■ **Task objective**
Write out all the records again, replacing "chevron-down-icon" with "caret-down-icon" wherever it occurs and leaving everything else unchanged.

■ **Task data**

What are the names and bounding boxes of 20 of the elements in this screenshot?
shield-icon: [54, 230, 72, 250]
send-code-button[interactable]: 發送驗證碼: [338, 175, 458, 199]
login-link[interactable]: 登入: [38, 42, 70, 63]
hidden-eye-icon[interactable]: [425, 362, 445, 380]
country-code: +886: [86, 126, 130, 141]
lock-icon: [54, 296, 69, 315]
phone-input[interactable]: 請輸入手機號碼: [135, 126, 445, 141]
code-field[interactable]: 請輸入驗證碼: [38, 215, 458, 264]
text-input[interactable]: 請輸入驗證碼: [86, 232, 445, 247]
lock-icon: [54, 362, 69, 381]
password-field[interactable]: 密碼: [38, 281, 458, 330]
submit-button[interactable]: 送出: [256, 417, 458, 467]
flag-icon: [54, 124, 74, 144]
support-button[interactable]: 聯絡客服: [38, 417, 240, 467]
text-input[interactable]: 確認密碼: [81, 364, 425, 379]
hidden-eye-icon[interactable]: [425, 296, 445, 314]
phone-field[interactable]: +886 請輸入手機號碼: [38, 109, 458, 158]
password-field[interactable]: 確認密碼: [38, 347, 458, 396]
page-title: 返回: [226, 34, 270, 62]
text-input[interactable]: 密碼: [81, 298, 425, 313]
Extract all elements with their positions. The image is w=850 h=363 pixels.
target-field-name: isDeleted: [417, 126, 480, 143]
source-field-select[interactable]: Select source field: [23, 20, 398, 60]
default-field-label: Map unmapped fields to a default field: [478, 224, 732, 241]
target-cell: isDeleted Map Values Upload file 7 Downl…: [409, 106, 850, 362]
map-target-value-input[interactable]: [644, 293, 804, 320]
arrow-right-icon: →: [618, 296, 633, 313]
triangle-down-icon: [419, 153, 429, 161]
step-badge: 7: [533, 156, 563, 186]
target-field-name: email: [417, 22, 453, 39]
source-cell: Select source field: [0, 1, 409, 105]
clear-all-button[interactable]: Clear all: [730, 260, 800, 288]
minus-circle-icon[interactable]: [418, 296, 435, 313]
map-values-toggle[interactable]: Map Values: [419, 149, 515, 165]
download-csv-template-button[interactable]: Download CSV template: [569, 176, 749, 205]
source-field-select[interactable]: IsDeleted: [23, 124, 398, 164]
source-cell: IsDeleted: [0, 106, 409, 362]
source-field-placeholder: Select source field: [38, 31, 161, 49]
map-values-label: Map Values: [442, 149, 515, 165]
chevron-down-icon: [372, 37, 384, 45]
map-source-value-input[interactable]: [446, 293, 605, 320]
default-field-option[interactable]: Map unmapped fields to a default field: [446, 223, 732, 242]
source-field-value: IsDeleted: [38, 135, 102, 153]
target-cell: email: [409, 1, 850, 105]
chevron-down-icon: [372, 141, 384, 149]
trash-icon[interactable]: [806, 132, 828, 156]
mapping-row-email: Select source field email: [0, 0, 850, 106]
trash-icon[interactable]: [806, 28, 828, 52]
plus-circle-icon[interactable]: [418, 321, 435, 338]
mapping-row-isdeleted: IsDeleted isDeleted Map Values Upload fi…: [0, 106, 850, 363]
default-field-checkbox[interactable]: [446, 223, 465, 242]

■ **Answer to this exercise**
What are the names and bounding boxes of 20 of the elements in this screenshot?
shield-icon: [54, 230, 72, 250]
send-code-button[interactable]: 發送驗證碼: [338, 175, 458, 199]
login-link[interactable]: 登入: [38, 42, 70, 63]
hidden-eye-icon[interactable]: [425, 362, 445, 380]
country-code: +886: [86, 126, 130, 141]
lock-icon: [54, 296, 69, 315]
phone-input[interactable]: 請輸入手機號碼: [135, 126, 445, 141]
code-field[interactable]: 請輸入驗證碼: [38, 215, 458, 264]
text-input[interactable]: 請輸入驗證碼: [86, 232, 445, 247]
lock-icon: [54, 362, 69, 381]
password-field[interactable]: 密碼: [38, 281, 458, 330]
submit-button[interactable]: 送出: [256, 417, 458, 467]
flag-icon: [54, 124, 74, 144]
support-button[interactable]: 聯絡客服: [38, 417, 240, 467]
text-input[interactable]: 確認密碼: [81, 364, 425, 379]
hidden-eye-icon[interactable]: [425, 296, 445, 314]
phone-field[interactable]: +886 請輸入手機號碼: [38, 109, 458, 158]
password-field[interactable]: 確認密碼: [38, 347, 458, 396]
page-title: 返回: [226, 34, 270, 62]
text-input[interactable]: 密碼: [81, 298, 425, 313]
Extract all elements with their positions. The image is w=850 h=363 pixels.
target-field-name: isDeleted: [417, 126, 480, 143]
source-field-select[interactable]: Select source field: [23, 20, 398, 60]
default-field-label: Map unmapped fields to a default field: [478, 224, 732, 241]
target-cell: isDeleted Map Values Upload file 7 Downl…: [409, 106, 850, 362]
map-target-value-input[interactable]: [644, 293, 804, 320]
arrow-right-icon: →: [618, 296, 633, 313]
triangle-down-icon: [419, 153, 429, 161]
step-badge: 7: [533, 156, 563, 186]
target-field-name: email: [417, 22, 453, 39]
source-cell: Select source field: [0, 1, 409, 105]
clear-all-button[interactable]: Clear all: [730, 260, 800, 288]
minus-circle-icon[interactable]: [418, 296, 435, 313]
map-values-toggle[interactable]: Map Values: [419, 149, 515, 165]
download-csv-template-button[interactable]: Download CSV template: [569, 176, 749, 205]
source-field-select[interactable]: IsDeleted: [23, 124, 398, 164]
source-cell: IsDeleted: [0, 106, 409, 362]
source-field-placeholder: Select source field: [38, 31, 161, 49]
map-values-label: Map Values: [442, 149, 515, 165]
caret-down-icon: [372, 37, 384, 45]
map-source-value-input[interactable]: [446, 293, 605, 320]
default-field-option[interactable]: Map unmapped fields to a default field: [446, 223, 732, 242]
source-field-value: IsDeleted: [38, 135, 102, 153]
target-cell: email: [409, 1, 850, 105]
caret-down-icon: [372, 141, 384, 149]
trash-icon[interactable]: [806, 132, 828, 156]
mapping-row-email: Select source field email: [0, 0, 850, 106]
trash-icon[interactable]: [806, 28, 828, 52]
plus-circle-icon[interactable]: [418, 321, 435, 338]
mapping-row-isdeleted: IsDeleted isDeleted Map Values Upload fi…: [0, 106, 850, 363]
default-field-checkbox[interactable]: [446, 223, 465, 242]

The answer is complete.